─── Dataset excerpts
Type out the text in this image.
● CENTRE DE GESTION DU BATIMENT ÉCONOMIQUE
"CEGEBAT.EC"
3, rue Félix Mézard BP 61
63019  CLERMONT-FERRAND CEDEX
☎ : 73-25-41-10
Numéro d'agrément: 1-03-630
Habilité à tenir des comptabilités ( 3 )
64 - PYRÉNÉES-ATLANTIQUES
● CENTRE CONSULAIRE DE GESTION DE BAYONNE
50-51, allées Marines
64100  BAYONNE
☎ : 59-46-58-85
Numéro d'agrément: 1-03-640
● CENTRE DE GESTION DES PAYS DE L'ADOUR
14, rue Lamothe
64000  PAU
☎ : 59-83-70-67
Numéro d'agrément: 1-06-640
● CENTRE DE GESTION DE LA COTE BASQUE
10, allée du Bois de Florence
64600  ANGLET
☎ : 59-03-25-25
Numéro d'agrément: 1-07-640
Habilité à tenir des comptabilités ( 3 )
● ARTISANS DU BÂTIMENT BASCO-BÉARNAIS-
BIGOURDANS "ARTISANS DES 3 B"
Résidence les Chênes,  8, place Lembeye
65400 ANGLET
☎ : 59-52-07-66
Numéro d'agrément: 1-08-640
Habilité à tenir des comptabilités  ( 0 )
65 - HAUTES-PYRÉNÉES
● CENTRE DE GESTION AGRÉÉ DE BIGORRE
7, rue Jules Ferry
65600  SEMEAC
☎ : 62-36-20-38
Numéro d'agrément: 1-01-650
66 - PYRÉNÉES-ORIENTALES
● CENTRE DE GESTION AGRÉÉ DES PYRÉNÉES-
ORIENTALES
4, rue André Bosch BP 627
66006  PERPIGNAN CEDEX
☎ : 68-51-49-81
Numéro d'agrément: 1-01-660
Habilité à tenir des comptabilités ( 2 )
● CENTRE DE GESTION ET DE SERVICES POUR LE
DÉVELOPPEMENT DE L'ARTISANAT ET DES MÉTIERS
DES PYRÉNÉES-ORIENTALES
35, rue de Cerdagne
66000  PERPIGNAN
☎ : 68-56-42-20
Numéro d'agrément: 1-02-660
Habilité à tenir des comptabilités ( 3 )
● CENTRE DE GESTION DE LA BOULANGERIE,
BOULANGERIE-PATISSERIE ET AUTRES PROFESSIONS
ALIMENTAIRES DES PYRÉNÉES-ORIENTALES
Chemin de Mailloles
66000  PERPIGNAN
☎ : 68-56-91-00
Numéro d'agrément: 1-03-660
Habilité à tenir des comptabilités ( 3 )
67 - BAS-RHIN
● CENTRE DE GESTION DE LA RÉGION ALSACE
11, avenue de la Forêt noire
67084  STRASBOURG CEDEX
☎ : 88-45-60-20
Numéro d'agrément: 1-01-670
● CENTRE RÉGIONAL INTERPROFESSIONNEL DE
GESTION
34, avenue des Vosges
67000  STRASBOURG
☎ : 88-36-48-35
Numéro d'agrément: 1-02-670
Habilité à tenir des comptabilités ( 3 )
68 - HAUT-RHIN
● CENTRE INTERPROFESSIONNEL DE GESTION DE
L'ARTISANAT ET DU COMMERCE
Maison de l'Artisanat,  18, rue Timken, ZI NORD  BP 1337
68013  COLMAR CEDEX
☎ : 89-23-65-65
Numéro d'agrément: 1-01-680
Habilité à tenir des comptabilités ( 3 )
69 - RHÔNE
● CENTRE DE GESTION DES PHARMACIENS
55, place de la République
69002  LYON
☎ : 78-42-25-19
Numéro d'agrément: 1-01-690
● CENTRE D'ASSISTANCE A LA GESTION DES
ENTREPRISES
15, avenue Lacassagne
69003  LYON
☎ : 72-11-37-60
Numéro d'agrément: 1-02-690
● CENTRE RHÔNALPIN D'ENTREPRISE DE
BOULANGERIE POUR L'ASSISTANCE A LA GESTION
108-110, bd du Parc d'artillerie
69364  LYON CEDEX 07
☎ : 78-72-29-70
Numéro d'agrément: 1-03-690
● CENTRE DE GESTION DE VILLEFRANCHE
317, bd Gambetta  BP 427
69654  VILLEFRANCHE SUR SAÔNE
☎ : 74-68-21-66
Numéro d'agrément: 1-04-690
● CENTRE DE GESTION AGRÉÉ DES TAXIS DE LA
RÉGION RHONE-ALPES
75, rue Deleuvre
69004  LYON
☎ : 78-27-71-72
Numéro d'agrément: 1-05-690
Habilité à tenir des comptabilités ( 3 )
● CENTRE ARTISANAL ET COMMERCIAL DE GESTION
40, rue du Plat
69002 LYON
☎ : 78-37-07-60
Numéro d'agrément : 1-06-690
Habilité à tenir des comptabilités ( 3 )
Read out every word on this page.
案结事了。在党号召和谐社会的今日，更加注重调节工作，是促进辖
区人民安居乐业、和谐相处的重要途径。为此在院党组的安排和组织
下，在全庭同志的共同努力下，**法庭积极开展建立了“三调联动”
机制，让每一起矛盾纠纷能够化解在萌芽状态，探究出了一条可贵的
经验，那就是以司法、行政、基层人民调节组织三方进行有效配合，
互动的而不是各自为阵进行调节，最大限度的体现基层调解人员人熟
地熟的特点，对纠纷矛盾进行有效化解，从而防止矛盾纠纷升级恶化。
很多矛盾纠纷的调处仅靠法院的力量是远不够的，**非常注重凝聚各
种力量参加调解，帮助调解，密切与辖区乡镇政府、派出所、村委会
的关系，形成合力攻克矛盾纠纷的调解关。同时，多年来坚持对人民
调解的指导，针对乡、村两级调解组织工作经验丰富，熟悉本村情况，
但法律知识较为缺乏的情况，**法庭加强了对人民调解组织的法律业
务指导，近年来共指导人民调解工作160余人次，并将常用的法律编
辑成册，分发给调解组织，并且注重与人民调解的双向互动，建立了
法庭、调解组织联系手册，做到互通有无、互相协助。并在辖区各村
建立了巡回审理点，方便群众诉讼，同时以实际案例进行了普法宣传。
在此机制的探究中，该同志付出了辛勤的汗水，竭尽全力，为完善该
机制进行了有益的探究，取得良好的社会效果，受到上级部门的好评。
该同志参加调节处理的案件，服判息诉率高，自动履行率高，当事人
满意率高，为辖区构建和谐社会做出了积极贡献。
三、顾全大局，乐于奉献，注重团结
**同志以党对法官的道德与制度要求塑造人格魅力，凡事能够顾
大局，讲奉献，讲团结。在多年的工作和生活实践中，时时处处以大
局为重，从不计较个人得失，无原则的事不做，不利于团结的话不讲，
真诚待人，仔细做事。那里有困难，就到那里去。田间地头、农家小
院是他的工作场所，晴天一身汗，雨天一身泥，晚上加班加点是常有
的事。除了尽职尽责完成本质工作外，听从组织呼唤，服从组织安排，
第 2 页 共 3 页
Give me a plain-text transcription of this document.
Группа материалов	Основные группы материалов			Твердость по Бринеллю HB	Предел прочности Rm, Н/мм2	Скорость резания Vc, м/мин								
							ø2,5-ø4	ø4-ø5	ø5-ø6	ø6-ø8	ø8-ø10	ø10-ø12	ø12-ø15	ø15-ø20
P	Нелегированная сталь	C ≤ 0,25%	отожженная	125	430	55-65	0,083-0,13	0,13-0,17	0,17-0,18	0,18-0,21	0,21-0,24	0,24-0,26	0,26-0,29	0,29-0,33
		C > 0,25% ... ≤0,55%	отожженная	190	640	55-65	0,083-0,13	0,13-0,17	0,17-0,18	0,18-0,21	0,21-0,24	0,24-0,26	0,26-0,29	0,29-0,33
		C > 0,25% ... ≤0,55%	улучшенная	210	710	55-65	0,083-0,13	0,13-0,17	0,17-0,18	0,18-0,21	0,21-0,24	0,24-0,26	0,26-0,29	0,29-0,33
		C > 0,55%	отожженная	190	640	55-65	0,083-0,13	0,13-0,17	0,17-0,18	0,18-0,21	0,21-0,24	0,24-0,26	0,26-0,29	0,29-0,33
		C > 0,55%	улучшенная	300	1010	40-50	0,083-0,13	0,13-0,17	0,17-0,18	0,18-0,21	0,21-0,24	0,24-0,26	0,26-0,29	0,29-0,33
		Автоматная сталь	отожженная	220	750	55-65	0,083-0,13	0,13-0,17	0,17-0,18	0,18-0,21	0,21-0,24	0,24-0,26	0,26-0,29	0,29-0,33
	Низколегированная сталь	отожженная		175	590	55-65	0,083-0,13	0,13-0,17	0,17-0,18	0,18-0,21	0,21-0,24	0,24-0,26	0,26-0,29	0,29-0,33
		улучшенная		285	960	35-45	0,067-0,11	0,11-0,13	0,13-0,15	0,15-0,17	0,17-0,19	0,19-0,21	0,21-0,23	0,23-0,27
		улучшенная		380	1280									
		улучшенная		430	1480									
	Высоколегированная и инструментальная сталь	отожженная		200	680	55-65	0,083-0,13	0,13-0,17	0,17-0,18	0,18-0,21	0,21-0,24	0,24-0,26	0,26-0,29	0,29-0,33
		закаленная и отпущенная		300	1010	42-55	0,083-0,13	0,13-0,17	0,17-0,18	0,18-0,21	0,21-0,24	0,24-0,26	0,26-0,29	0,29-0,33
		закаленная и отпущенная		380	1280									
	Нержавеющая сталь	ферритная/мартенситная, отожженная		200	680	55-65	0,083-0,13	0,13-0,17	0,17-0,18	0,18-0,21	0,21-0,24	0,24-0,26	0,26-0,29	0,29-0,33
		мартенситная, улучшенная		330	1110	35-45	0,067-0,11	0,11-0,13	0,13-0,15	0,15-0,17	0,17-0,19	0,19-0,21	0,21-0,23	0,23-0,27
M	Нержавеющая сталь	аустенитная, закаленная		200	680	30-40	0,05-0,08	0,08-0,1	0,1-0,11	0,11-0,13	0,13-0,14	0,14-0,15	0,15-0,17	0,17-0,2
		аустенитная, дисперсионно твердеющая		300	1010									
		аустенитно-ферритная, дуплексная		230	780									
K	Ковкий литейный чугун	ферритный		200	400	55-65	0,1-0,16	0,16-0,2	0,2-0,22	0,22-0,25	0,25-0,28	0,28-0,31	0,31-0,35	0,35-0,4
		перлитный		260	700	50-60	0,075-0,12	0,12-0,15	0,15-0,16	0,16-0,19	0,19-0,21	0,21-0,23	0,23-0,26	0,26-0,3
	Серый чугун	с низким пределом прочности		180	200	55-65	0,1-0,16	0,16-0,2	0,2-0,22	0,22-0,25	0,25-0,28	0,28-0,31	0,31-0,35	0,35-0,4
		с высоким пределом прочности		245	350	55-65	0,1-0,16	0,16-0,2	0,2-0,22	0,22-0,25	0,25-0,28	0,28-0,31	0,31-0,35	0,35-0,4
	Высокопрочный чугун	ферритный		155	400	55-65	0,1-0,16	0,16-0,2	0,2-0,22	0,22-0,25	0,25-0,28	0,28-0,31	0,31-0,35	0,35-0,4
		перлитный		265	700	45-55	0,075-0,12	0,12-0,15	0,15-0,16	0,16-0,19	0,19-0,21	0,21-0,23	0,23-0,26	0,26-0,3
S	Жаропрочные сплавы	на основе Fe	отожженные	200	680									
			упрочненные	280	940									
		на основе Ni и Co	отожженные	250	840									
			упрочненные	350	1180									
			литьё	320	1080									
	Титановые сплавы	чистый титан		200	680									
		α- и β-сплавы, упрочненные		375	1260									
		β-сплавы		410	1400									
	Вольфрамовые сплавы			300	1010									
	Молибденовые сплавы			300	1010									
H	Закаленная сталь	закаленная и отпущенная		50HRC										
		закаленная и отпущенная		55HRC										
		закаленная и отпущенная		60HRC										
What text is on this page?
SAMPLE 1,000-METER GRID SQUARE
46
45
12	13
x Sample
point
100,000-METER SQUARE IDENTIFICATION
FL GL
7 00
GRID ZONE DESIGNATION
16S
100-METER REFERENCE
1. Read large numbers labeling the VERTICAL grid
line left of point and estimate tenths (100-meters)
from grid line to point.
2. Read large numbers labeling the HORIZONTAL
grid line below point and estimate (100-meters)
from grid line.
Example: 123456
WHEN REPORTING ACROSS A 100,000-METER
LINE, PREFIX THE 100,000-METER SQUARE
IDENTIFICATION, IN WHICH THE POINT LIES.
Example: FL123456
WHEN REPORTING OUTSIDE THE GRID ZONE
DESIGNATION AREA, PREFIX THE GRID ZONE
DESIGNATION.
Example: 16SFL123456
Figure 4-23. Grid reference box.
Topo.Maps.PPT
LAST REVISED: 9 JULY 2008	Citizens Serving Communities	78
──────
## Instructions to follow
Determine the number of lines containing "estimate". Write only that number.

## Output for this task
2